BEGIN
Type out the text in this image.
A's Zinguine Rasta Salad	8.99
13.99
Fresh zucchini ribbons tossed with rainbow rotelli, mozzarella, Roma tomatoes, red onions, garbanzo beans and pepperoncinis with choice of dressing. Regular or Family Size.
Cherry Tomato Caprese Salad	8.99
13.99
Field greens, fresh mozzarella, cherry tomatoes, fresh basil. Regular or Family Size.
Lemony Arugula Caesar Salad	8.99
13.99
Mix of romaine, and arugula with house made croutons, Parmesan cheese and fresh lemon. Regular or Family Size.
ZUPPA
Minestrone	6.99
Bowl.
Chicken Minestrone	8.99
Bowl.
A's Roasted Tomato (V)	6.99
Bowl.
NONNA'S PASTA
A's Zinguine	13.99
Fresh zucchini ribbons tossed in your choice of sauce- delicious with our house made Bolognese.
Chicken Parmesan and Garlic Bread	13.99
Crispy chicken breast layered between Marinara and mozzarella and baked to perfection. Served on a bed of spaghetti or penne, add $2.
END
> Given instruction
Faithfully reproduce all of the records, character for character.

> Written solution
Type out the text in this image.
A's Zinguine Rasta Salad	8.99
13.99
Fresh zucchini ribbons tossed with rainbow rotelli, mozzarella, Roma tomatoes, red onions, garbanzo beans and pepperoncinis with choice of dressing. Regular or Family Size.
Cherry Tomato Caprese Salad	8.99
13.99
Field greens, fresh mozzarella, cherry tomatoes, fresh basil. Regular or Family Size.
Lemony Arugula Caesar Salad	8.99
13.99
Mix of romaine, and arugula with house made croutons, Parmesan cheese and fresh lemon. Regular or Family Size.
ZUPPA
Minestrone	6.99
Bowl.
Chicken Minestrone	8.99
Bowl.
A's Roasted Tomato (V)	6.99
Bowl.
NONNA'S PASTA
A's Zinguine	13.99
Fresh zucchini ribbons tossed in your choice of sauce- delicious with our house made Bolognese.
Chicken Parmesan and Garlic Bread	13.99
Crispy chicken breast layered between Marinara and mozzarella and baked to perfection. Served on a bed of spaghetti or penne, add $2.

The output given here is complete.